Give only the number of lines in the data that include the string "range".
* * * * *
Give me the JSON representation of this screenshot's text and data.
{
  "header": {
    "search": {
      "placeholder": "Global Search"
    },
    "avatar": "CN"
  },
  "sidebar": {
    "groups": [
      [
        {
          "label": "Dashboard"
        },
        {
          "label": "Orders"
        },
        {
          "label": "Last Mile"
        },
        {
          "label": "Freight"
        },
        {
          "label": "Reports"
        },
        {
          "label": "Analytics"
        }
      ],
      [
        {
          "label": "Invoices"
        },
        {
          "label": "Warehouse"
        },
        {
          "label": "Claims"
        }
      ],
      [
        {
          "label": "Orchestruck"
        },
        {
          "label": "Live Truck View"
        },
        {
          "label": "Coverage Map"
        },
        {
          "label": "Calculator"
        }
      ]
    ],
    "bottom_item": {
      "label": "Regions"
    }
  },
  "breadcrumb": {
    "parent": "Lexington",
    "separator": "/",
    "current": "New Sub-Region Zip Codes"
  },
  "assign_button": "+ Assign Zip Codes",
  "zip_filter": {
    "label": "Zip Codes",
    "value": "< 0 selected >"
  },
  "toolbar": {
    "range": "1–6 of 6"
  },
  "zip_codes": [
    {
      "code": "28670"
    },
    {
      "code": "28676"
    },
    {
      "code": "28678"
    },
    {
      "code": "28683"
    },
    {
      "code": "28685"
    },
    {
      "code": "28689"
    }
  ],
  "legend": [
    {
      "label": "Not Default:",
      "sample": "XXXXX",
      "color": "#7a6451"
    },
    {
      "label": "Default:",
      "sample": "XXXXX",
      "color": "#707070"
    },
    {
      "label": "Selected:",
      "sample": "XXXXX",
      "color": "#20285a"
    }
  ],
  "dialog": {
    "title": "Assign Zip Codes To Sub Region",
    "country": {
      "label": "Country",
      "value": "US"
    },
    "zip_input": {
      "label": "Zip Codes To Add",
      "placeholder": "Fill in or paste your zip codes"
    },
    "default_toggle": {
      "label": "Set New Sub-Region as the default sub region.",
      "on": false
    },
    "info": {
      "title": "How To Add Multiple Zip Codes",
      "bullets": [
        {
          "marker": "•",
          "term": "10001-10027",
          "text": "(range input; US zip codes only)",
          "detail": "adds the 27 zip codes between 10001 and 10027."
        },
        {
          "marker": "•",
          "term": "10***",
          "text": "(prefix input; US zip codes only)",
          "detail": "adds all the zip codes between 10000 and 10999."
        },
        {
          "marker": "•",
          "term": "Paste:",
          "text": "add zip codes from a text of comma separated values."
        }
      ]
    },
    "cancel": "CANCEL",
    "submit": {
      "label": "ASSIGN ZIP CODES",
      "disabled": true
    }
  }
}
* * * * *
Output below >>
2